Material provided —
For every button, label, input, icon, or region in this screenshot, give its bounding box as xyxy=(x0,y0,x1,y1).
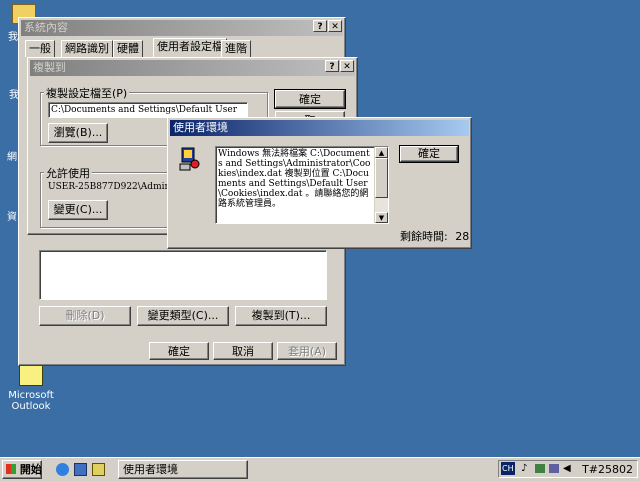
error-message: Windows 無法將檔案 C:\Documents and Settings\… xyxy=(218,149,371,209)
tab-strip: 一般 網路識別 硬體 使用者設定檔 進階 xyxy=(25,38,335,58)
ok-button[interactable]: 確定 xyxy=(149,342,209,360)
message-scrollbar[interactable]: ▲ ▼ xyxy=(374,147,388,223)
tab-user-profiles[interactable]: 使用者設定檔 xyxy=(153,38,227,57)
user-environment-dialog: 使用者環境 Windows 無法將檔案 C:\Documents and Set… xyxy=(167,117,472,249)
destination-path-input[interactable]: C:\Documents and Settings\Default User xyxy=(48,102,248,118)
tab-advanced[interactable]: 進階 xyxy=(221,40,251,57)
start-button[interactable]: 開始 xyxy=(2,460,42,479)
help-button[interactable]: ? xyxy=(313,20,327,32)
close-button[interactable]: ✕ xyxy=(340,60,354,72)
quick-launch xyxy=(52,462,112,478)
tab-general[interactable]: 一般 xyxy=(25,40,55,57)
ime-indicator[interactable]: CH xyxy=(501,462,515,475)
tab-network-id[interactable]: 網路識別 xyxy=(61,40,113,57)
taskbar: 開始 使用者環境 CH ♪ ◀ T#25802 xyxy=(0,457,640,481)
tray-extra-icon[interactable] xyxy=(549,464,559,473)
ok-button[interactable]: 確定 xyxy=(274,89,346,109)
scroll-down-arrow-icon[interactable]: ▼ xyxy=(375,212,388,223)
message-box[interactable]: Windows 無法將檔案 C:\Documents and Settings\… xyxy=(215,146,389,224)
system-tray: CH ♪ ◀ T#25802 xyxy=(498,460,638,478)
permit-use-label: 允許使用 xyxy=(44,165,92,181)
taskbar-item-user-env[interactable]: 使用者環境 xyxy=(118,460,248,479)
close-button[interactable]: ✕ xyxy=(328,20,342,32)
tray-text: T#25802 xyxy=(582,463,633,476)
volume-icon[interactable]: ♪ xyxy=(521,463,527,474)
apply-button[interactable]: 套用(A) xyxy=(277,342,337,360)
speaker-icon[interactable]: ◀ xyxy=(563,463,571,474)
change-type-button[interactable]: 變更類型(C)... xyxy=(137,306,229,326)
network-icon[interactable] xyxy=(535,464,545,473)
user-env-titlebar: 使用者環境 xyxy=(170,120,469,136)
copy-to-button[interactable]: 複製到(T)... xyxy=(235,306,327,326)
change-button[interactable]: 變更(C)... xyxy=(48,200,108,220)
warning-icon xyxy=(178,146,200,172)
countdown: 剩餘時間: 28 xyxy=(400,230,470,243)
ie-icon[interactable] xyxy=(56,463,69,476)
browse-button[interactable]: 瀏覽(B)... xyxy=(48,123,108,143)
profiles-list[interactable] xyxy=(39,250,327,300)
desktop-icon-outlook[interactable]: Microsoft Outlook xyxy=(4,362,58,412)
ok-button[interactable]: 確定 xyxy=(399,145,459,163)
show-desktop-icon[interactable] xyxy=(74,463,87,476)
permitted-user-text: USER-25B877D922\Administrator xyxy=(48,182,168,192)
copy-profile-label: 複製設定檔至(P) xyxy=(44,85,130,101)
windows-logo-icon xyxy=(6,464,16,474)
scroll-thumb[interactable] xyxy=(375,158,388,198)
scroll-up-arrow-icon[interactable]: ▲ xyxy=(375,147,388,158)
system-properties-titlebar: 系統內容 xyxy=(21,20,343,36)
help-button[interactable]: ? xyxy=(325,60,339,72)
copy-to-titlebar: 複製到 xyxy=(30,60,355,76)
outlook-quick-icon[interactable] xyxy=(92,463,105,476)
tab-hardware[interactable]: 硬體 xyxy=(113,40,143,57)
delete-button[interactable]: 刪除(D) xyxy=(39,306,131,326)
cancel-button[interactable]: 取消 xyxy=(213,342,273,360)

Written request — In the records above, please swap "screenshot" for "screen capture" and reproduce them with everything else unchanged. Leave the pictures out.

Answer to the problem —
For every button, label, input, icon, or region in this screen capture, give its bounding box as xyxy=(x0,y0,x1,y1).
error-message: Windows 無法將檔案 C:\Documents and Settings\… xyxy=(218,149,371,209)
tab-strip: 一般 網路識別 硬體 使用者設定檔 進階 xyxy=(25,38,335,58)
ok-button[interactable]: 確定 xyxy=(149,342,209,360)
message-scrollbar[interactable]: ▲ ▼ xyxy=(374,147,388,223)
tab-user-profiles[interactable]: 使用者設定檔 xyxy=(153,38,227,57)
user-environment-dialog: 使用者環境 Windows 無法將檔案 C:\Documents and Set… xyxy=(167,117,472,249)
destination-path-input[interactable]: C:\Documents and Settings\Default User xyxy=(48,102,248,118)
tab-advanced[interactable]: 進階 xyxy=(221,40,251,57)
start-button[interactable]: 開始 xyxy=(2,460,42,479)
help-button[interactable]: ? xyxy=(313,20,327,32)
close-button[interactable]: ✕ xyxy=(340,60,354,72)
quick-launch xyxy=(52,462,112,478)
tab-general[interactable]: 一般 xyxy=(25,40,55,57)
ime-indicator[interactable]: CH xyxy=(501,462,515,475)
tab-network-id[interactable]: 網路識別 xyxy=(61,40,113,57)
taskbar: 開始 使用者環境 CH ♪ ◀ T#25802 xyxy=(0,457,640,481)
tray-extra-icon[interactable] xyxy=(549,464,559,473)
ok-button[interactable]: 確定 xyxy=(274,89,346,109)
scroll-down-arrow-icon[interactable]: ▼ xyxy=(375,212,388,223)
message-box[interactable]: Windows 無法將檔案 C:\Documents and Settings\… xyxy=(215,146,389,224)
system-tray: CH ♪ ◀ T#25802 xyxy=(498,460,638,478)
permit-use-label: 允許使用 xyxy=(44,165,92,181)
taskbar-item-user-env[interactable]: 使用者環境 xyxy=(118,460,248,479)
close-button[interactable]: ✕ xyxy=(328,20,342,32)
tray-text: T#25802 xyxy=(582,463,633,476)
volume-icon[interactable]: ♪ xyxy=(521,463,527,474)
apply-button[interactable]: 套用(A) xyxy=(277,342,337,360)
speaker-icon[interactable]: ◀ xyxy=(563,463,571,474)
change-type-button[interactable]: 變更類型(C)... xyxy=(137,306,229,326)
network-icon[interactable] xyxy=(535,464,545,473)
user-env-titlebar: 使用者環境 xyxy=(170,120,469,136)
copy-to-button[interactable]: 複製到(T)... xyxy=(235,306,327,326)
change-button[interactable]: 變更(C)... xyxy=(48,200,108,220)
warning-icon xyxy=(178,146,200,172)
countdown: 剩餘時間: 28 xyxy=(400,230,470,243)
ie-icon[interactable] xyxy=(56,463,69,476)
browse-button[interactable]: 瀏覽(B)... xyxy=(48,123,108,143)
profiles-list[interactable] xyxy=(39,250,327,300)
desktop-icon-outlook[interactable]: Microsoft Outlook xyxy=(4,362,58,412)
ok-button[interactable]: 確定 xyxy=(399,145,459,163)
show-desktop-icon[interactable] xyxy=(74,463,87,476)
permitted-user-text: USER-25B877D922\Administrator xyxy=(48,182,168,192)
copy-profile-label: 複製設定檔至(P) xyxy=(44,85,130,101)
windows-logo-icon xyxy=(6,464,16,474)
scroll-thumb[interactable] xyxy=(375,158,388,198)
scroll-up-arrow-icon[interactable]: ▲ xyxy=(375,147,388,158)
system-properties-titlebar: 系統內容 xyxy=(21,20,343,36)
help-button[interactable]: ? xyxy=(325,60,339,72)
copy-to-titlebar: 複製到 xyxy=(30,60,355,76)
outlook-quick-icon[interactable] xyxy=(92,463,105,476)
tab-hardware[interactable]: 硬體 xyxy=(113,40,143,57)
delete-button[interactable]: 刪除(D) xyxy=(39,306,131,326)
cancel-button[interactable]: 取消 xyxy=(213,342,273,360)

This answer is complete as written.